%%

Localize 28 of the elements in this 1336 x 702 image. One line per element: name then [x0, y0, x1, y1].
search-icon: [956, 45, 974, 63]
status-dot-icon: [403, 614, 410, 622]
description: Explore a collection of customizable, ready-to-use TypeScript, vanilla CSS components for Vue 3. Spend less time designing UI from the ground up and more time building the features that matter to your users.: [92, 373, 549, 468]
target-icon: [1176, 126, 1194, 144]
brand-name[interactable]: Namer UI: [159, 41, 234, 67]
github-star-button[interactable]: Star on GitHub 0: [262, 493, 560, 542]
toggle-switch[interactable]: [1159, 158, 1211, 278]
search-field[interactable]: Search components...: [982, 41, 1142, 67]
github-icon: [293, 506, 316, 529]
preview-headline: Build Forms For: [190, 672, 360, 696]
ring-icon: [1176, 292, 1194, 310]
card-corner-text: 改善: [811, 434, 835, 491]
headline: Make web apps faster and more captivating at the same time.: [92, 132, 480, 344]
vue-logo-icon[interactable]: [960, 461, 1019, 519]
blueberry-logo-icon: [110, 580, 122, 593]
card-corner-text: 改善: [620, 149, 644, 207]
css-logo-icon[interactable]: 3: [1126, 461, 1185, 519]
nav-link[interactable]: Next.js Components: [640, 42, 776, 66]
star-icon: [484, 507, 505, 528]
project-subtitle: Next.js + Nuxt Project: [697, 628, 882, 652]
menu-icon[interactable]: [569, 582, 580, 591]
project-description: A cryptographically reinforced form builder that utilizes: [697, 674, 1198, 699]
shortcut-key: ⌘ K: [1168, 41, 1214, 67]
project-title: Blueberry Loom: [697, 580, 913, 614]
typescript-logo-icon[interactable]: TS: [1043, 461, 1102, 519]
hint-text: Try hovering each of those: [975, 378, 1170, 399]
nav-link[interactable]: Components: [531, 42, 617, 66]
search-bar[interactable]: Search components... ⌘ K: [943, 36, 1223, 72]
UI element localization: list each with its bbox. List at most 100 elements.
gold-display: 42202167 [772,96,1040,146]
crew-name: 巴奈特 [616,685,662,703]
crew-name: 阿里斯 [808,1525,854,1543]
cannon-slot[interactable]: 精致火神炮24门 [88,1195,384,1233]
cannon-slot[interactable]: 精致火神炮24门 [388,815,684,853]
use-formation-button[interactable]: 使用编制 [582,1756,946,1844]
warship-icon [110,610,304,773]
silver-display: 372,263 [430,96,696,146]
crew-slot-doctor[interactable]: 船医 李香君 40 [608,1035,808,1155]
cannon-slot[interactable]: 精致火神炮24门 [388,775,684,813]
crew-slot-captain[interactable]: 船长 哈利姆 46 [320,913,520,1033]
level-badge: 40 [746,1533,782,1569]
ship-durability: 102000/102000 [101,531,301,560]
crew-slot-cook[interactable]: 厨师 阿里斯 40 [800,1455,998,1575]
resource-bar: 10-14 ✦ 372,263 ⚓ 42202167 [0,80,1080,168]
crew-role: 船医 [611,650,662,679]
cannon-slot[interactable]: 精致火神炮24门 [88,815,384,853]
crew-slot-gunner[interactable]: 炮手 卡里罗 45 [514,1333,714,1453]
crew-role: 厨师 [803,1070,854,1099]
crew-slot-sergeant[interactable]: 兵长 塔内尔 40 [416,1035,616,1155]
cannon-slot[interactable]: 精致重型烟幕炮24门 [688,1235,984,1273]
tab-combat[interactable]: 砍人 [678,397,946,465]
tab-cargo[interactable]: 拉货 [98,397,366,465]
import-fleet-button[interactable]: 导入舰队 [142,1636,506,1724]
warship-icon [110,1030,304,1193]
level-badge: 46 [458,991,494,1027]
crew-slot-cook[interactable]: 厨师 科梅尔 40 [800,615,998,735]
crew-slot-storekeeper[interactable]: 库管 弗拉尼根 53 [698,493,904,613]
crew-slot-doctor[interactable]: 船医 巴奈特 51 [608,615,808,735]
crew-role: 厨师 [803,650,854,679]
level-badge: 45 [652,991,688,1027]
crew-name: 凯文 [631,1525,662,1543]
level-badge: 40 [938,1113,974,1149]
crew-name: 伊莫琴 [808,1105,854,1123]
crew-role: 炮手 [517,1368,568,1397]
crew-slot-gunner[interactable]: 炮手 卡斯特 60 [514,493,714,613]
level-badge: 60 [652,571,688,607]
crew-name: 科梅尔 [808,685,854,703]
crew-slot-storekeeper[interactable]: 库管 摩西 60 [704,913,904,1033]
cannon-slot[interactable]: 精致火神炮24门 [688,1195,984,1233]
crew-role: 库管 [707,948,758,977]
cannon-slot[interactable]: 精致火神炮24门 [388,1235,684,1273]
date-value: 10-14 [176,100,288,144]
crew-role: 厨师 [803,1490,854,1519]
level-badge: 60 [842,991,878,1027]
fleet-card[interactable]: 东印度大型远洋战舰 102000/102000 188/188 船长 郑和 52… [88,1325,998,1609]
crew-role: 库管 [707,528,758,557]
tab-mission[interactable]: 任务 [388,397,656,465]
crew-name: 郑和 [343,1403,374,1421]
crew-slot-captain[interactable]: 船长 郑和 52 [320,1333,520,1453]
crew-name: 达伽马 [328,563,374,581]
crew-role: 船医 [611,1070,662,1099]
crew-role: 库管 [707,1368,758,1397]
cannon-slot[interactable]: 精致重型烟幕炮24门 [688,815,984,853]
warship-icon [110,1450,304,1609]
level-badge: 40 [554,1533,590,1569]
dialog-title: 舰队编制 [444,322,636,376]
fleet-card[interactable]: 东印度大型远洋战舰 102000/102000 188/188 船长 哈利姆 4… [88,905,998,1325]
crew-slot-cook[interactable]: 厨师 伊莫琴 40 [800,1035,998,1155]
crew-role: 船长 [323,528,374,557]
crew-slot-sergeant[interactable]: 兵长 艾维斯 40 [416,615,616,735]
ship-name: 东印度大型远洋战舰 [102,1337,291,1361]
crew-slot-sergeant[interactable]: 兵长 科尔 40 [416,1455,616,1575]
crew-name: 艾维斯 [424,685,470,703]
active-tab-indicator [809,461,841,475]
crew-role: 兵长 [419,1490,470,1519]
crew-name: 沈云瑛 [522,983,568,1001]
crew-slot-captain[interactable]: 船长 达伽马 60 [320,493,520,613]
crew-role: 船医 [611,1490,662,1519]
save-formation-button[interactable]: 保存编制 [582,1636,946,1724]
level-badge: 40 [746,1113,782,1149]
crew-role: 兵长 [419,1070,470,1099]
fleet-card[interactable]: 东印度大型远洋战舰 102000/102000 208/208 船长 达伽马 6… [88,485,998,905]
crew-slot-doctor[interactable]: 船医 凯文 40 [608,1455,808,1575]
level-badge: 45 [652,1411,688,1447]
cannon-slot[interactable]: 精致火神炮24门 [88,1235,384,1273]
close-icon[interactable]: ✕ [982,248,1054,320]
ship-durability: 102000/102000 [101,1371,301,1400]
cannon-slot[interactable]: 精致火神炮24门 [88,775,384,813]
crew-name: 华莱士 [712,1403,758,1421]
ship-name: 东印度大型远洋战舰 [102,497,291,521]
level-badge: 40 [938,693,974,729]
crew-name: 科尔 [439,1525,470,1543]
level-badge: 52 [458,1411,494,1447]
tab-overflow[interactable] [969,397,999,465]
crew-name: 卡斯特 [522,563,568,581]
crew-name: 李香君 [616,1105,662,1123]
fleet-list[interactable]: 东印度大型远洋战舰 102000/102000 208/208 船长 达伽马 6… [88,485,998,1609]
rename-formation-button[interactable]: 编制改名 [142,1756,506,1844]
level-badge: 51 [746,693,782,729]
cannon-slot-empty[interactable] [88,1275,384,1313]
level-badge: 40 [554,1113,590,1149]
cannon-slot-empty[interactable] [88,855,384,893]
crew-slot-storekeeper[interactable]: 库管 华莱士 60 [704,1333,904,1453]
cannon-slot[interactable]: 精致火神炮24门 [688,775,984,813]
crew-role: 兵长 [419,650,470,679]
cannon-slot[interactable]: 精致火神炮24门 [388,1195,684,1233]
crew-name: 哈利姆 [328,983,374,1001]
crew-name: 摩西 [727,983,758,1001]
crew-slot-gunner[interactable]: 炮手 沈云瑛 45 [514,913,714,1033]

%%

> [DIRECTIONS FOR THIS TASK]: Put the material from its first line up to and including the line with "status-dot-icon: [403, 614, 410, 622]" into a Markdown table with the columns Row and Line. Number each row and leave out any blank lines.

> [RESULT OF THIS TASK]:
| Row | Line |
|---|---|
| 1 | Localize 28 of the elements in this 1336 x 702 image. One line per element: name then [x0, y0, x1, y1]. |
| 2 | search-icon: [956, 45, 974, 63] |
| 3 | status-dot-icon: [403, 614, 410, 622] |